Convert the data, from the line with "UI element localization: list" through the line with "x-tick-mar: Mar bbox=[215, 523, 243, 540]", into a two-column CSV with the columns "input" and "output", and leave the pictures out. Each row should hold one input text and its output, each in a single quoted field with line breaks changed to spaces.

SUPPLIED MATERIAL:
______
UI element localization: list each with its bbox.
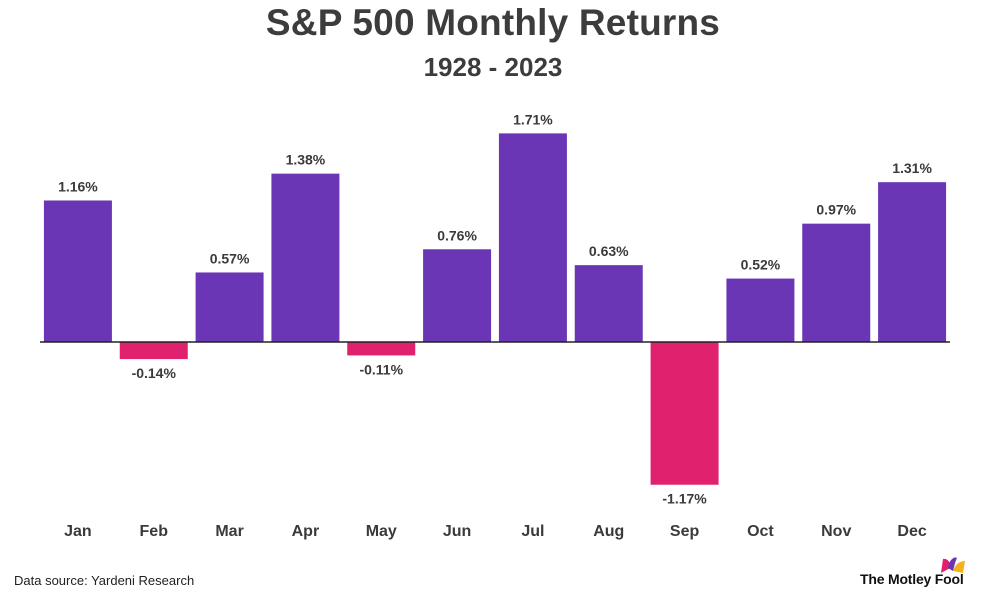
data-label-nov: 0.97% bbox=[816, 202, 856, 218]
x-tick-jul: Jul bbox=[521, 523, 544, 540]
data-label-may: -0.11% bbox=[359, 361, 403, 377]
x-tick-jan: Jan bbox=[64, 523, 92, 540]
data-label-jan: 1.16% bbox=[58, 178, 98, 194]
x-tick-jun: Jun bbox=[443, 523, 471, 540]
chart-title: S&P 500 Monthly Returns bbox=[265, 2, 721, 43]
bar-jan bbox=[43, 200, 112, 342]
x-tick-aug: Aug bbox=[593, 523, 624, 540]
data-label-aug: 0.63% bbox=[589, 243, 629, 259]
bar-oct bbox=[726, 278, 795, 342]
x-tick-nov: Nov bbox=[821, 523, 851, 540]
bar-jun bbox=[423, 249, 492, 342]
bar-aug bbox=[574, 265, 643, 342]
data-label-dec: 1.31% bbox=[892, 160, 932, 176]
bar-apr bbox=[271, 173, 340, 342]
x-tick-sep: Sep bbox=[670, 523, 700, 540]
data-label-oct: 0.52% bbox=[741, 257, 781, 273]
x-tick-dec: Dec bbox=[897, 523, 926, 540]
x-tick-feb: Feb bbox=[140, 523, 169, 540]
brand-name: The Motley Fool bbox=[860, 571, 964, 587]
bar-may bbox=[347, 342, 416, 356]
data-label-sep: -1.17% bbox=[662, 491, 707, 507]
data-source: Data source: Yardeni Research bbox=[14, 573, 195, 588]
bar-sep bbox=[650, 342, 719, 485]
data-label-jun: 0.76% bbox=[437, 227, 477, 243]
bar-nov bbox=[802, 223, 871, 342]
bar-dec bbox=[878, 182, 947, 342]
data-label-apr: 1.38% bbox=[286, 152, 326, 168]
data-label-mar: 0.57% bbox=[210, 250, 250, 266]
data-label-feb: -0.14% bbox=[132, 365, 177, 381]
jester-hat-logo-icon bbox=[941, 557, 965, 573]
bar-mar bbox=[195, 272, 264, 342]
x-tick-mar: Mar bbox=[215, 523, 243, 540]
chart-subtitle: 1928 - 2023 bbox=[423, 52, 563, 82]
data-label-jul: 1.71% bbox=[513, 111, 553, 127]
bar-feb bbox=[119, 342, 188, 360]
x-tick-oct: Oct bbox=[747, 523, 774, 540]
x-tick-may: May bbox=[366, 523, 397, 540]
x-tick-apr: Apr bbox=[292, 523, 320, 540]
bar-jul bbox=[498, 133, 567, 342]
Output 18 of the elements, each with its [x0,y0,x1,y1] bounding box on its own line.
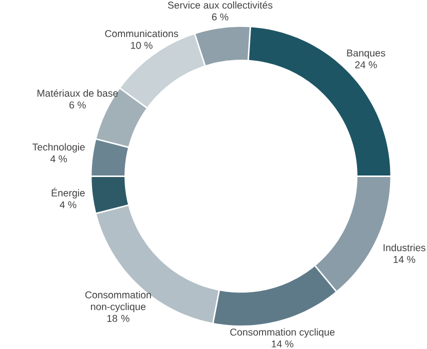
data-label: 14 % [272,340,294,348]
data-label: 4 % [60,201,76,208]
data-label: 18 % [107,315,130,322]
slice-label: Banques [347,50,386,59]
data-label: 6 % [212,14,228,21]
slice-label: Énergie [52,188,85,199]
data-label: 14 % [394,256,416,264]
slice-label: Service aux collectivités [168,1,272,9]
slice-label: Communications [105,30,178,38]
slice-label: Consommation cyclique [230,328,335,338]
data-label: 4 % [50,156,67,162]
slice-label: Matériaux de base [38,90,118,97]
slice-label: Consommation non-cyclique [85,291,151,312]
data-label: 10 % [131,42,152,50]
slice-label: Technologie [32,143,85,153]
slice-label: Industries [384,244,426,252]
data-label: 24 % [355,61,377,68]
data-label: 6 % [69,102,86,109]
______
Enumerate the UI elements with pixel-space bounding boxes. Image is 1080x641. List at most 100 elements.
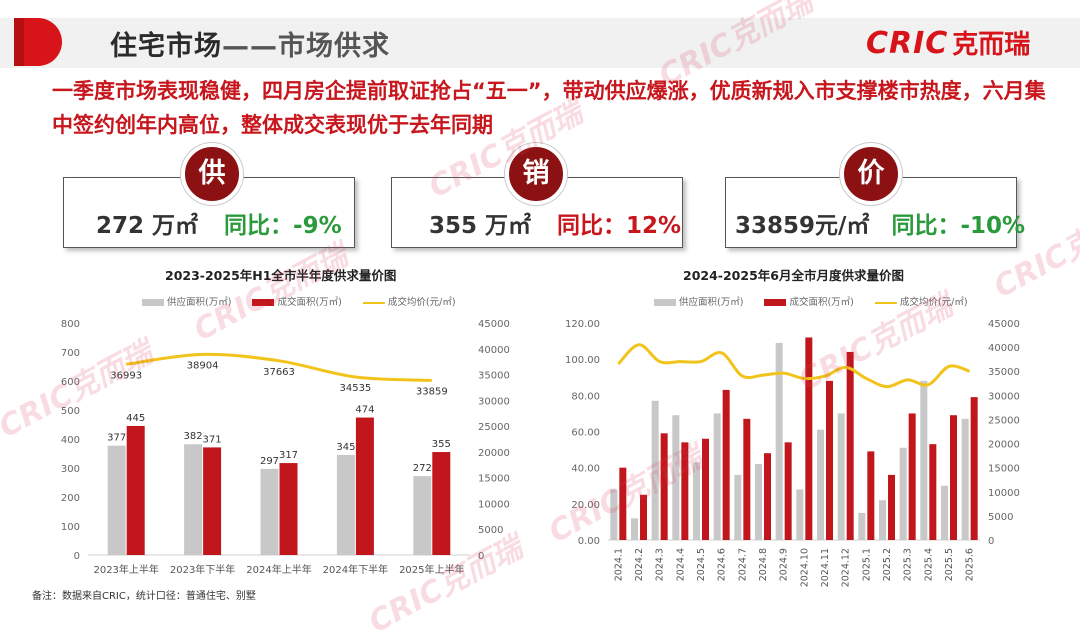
______
EXERCISE SOLUTION:
input,output
"UI element localization: list each with its bbox.","data-label-nov: 0.97% bbox=[816, 202, 856, 218] x-tick-jul: Jul bbox=[521, 523, 544, 540] data-label-may: -0.11% bbox=[359, 361, 403, 377] x-tick-jan: Jan bbox=[64, 523, 92, 540] data-label-jan: 1.16% bbox=[58, 178, 98, 194] x-tick-jun: Jun bbox=[443, 523, 471, 540] chart-title: S&P 500 Monthly Returns bbox=[265, 2, 721, 43] bar-jan bbox=[43, 200, 112, 342] x-tick-aug: Aug bbox=[593, 523, 624, 540] data-label-aug: 0.63% bbox=[589, 243, 629, 259] bar-oct bbox=[726, 278, 795, 342] x-tick-nov: Nov bbox=[821, 523, 851, 540] bar-jun bbox=[423, 249, 492, 342] bar-aug bbox=[574, 265, 643, 342] data-label-dec: 1.31% bbox=[892, 160, 932, 176] bar-apr bbox=[271, 173, 340, 342] x-tick-sep: Sep bbox=[670, 523, 700, 540] data-label-oct: 0.52% bbox=[741, 257, 781, 273] x-tick-dec: Dec bbox=[897, 523, 926, 540] x-tick-feb: Feb bbox=[140, 523, 169, 540] brand-name: The Motley Fool bbox=[860, 571, 964, 587] bar-may bbox=[347, 342, 416, 356] data-label-sep: -1.17% bbox=[662, 491, 707, 507] data-source: Data source: Yardeni Research bbox=[14, 573, 195, 588] bar-sep bbox=[650, 342, 719, 485] data-label-jun: 0.76% bbox=[437, 227, 477, 243] bar-nov bbox=[802, 223, 871, 342] bar-dec bbox=[878, 182, 947, 342] data-label-apr: 1.38% bbox=[286, 152, 326, 168] data-label-mar: 0.57% bbox=[210, 250, 250, 266] data-label-feb: -0.14% bbox=[132, 365, 177, 381] jester-hat-logo-icon bbox=[941, 557, 965, 573] bar-mar bbox=[195, 272, 264, 342] x-tick-mar: Mar bbox=[215, 523, 243, 540]"